◆ Texte fourni:
POLITIQUE & INSTITUTIONS

Patrick Rahme (Curator, Global Shapers Luxembourg)

«Vous entendrez parler de nous!»



Patrick Rahme: «Nous avons réfléchi à comment de nouveaux outils peuvent conduire à une meilleure intégration des populations, sans discrimination, et à une plus grande solidarité au sein de la société.» (Photo: Olivier Minaire / archives)

Patrick Rahme: «Nous avons réfléchi à comment de nouveaux outils peuvent conduire à une meilleure intégration des populations, sans discrimination, et à une plus grande solidarité au sein de la société.» (Photo: Olivier Minaire / archives)

Au lendemain du meeting annuel mondial des curateurs Global Shapers, qui s’est tenu à Genève la semaine dernière, Patrick Rahme, le représentant luxembourgeois de cette initiative, revient sur les principaux enseignements à en tirer.  

Monsieur Rahme, que retenez-vous principalement de cet Annual Curators Meeting?

◆ Matériel d'étude:
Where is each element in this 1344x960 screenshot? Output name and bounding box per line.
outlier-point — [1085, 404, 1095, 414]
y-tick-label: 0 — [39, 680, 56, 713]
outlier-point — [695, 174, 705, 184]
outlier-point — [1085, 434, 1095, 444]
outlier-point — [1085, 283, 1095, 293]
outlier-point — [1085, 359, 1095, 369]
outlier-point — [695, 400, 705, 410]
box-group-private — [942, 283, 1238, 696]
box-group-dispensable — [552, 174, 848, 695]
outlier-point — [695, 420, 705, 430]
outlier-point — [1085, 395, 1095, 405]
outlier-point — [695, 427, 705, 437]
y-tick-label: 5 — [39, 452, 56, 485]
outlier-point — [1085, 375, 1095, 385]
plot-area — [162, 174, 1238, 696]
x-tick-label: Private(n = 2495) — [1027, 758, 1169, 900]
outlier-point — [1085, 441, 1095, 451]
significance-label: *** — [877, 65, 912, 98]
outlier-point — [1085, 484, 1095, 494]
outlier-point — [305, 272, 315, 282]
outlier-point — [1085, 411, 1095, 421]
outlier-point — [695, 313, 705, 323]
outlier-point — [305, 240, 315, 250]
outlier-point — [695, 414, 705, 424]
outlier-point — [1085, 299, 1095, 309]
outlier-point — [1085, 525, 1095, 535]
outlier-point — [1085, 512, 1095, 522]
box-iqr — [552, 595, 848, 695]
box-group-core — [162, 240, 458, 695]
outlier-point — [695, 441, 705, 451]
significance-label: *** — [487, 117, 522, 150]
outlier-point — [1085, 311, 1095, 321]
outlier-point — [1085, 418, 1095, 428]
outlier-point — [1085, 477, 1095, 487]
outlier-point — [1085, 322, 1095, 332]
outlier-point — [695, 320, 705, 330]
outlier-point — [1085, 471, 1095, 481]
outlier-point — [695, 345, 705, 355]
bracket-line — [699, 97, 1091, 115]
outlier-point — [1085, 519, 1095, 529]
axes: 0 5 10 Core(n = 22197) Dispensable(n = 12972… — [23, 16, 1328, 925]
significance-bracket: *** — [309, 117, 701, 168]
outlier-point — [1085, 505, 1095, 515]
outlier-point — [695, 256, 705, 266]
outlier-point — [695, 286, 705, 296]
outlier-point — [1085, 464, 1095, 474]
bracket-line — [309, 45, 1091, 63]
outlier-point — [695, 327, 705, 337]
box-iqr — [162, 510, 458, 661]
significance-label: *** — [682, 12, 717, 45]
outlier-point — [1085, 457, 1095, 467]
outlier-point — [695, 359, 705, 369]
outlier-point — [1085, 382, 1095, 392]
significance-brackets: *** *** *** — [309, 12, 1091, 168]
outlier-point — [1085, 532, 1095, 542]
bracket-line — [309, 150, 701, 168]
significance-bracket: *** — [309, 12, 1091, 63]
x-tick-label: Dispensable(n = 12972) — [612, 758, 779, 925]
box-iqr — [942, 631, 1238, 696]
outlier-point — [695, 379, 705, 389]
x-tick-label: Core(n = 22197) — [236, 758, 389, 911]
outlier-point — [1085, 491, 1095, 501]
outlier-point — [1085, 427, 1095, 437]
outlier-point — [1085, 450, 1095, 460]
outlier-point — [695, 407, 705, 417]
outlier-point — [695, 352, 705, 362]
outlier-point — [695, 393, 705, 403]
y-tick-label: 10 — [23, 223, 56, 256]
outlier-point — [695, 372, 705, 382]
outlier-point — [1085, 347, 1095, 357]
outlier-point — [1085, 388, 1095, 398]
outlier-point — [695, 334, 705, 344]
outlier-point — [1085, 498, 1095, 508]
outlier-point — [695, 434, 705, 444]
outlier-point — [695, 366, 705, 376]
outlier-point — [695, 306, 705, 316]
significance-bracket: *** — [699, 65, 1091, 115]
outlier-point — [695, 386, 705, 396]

◆ Exercice proposé: Écrivez la suite de l'entretien avec Patrick Rahme sur la réunion annuelle des curateurs Global Shapers. Les lignes n'ont aucun lien avec l'entretien.

◆ Réponse à l'exercice:
«Cet événement a regroupé 450 shapers du monde entier dans le quartier général du World Economic Forum à Genève. Cela nous a permis de discuter des défis mondiaux et de l’impact à venir des technologies futures. 

À titre personnel, cette expérience unique m’a non seulement permis de développer mon réseau, mais aussi de représenter le Luxembourg et de parler des avantages de notre pays qui est bien trop souvent vu comme un simple paradis fiscal. 

Au cours des discussions, nous avons été amenés à nous demander comment de nouveaux outils peuvent conduire à une meilleure intégration des populations, sans discrimination, et à une plus grande solidarité au sein de la société. La conférence a surtout tourné autour de l’importance du leadership auprès des jeunes. Une qualité essentielle afin de mener à bien des projets sociaux qui auront un impact local, voire international. Finalement, je retiendrai surtout nos échanges avec le professeur Klaus Schwab, fondateur du World Economic Forum. 

Les préoccupations des autres shapers sont-elles très différentes en fonction de leurs pays? Ou bien y a-t-il une base commune?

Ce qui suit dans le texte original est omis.